┌────────
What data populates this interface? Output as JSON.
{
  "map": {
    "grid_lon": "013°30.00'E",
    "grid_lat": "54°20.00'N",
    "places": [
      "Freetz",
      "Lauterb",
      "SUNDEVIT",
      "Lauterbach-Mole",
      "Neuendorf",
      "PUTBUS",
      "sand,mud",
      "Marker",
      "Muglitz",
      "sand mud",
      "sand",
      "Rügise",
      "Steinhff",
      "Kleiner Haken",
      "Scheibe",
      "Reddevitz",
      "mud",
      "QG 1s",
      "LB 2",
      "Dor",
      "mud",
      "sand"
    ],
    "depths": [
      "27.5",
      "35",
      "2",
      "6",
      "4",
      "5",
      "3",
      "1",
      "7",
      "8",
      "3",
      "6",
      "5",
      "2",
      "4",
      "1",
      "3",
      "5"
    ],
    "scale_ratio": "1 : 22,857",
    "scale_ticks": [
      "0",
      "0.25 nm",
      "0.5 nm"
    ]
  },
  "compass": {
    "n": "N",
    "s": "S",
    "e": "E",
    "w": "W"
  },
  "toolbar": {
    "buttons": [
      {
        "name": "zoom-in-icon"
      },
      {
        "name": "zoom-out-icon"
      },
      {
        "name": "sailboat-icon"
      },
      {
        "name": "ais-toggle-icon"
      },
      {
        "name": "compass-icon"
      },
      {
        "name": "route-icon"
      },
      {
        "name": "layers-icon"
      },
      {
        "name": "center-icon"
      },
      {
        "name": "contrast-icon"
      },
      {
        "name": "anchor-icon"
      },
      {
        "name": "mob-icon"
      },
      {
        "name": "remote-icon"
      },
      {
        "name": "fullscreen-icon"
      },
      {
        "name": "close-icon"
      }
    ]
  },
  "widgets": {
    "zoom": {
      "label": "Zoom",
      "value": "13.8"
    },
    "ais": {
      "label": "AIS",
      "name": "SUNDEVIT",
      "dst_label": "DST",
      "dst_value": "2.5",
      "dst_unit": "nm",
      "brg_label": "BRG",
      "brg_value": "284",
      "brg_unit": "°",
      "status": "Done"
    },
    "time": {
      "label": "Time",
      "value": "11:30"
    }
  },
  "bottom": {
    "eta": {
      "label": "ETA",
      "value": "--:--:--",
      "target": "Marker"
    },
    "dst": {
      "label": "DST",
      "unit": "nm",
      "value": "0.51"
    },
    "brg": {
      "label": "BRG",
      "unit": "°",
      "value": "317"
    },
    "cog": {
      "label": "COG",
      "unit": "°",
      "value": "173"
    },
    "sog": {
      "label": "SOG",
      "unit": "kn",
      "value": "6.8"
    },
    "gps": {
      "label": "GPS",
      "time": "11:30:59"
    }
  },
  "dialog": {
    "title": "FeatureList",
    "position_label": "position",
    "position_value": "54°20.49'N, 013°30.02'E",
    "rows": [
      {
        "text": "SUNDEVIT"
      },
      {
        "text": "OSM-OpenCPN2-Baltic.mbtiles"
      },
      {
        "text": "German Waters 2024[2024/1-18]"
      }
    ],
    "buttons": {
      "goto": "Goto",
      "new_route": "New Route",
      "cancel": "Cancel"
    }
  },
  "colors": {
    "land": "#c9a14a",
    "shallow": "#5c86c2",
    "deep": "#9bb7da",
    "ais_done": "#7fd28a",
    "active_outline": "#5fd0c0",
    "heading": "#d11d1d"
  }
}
└────────
## TASK DETAILS
Print the whole listing again, exactly.

## THE ANSWER
What data populates this interface? Output as JSON.
{
  "map": {
    "grid_lon": "013°30.00'E",
    "grid_lat": "54°20.00'N",
    "places": [
      "Freetz",
      "Lauterb",
      "SUNDEVIT",
      "Lauterbach-Mole",
      "Neuendorf",
      "PUTBUS",
      "sand,mud",
      "Marker",
      "Muglitz",
      "sand mud",
      "sand",
      "Rügise",
      "Steinhff",
      "Kleiner Haken",
      "Scheibe",
      "Reddevitz",
      "mud",
      "QG 1s",
      "LB 2",
      "Dor",
      "mud",
      "sand"
    ],
    "depths": [
      "27.5",
      "35",
      "2",
      "6",
      "4",
      "5",
      "3",
      "1",
      "7",
      "8",
      "3",
      "6",
      "5",
      "2",
      "4",
      "1",
      "3",
      "5"
    ],
    "scale_ratio": "1 : 22,857",
    "scale_ticks": [
      "0",
      "0.25 nm",
      "0.5 nm"
    ]
  },
  "compass": {
    "n": "N",
    "s": "S",
    "e": "E",
    "w": "W"
  },
  "toolbar": {
    "buttons": [
      {
        "name": "zoom-in-icon"
      },
      {
        "name": "zoom-out-icon"
      },
      {
        "name": "sailboat-icon"
      },
      {
        "name": "ais-toggle-icon"
      },
      {
        "name": "compass-icon"
      },
      {
        "name": "route-icon"
      },
      {
        "name": "layers-icon"
      },
      {
        "name": "center-icon"
      },
      {
        "name": "contrast-icon"
      },
      {
        "name": "anchor-icon"
      },
      {
        "name": "mob-icon"
      },
      {
        "name": "remote-icon"
      },
      {
        "name": "fullscreen-icon"
      },
      {
        "name": "close-icon"
      }
    ]
  },
  "widgets": {
    "zoom": {
      "label": "Zoom",
      "value": "13.8"
    },
    "ais": {
      "label": "AIS",
      "name": "SUNDEVIT",
      "dst_label": "DST",
      "dst_value": "2.5",
      "dst_unit": "nm",
      "brg_label": "BRG",
      "brg_value": "284",
      "brg_unit": "°",
      "status": "Done"
    },
    "time": {
      "label": "Time",
      "value": "11:30"
    }
  },
  "bottom": {
    "eta": {
      "label": "ETA",
      "value": "--:--:--",
      "target": "Marker"
    },
    "dst": {
      "label": "DST",
      "unit": "nm",
      "value": "0.51"
    },
    "brg": {
      "label": "BRG",
      "unit": "°",
      "value": "317"
    },
    "cog": {
      "label": "COG",
      "unit": "°",
      "value": "173"
    },
    "sog": {
      "label": "SOG",
      "unit": "kn",
      "value": "6.8"
    },
    "gps": {
      "label": "GPS",
      "time": "11:30:59"
    }
  },
  "dialog": {
    "title": "FeatureList",
    "position_label": "position",
    "position_value": "54°20.49'N, 013°30.02'E",
    "rows": [
      {
        "text": "SUNDEVIT"
      },
      {
        "text": "OSM-OpenCPN2-Baltic.mbtiles"
      },
      {
        "text": "German Waters 2024[2024/1-18]"
      }
    ],
    "buttons": {
      "goto": "Goto",
      "new_route": "New Route",
      "cancel": "Cancel"
    }
  },
  "colors": {
    "land": "#c9a14a",
    "shallow": "#5c86c2",
    "deep": "#9bb7da",
    "ais_done": "#7fd28a",
    "active_outline": "#5fd0c0",
    "heading": "#d11d1d"
  }
}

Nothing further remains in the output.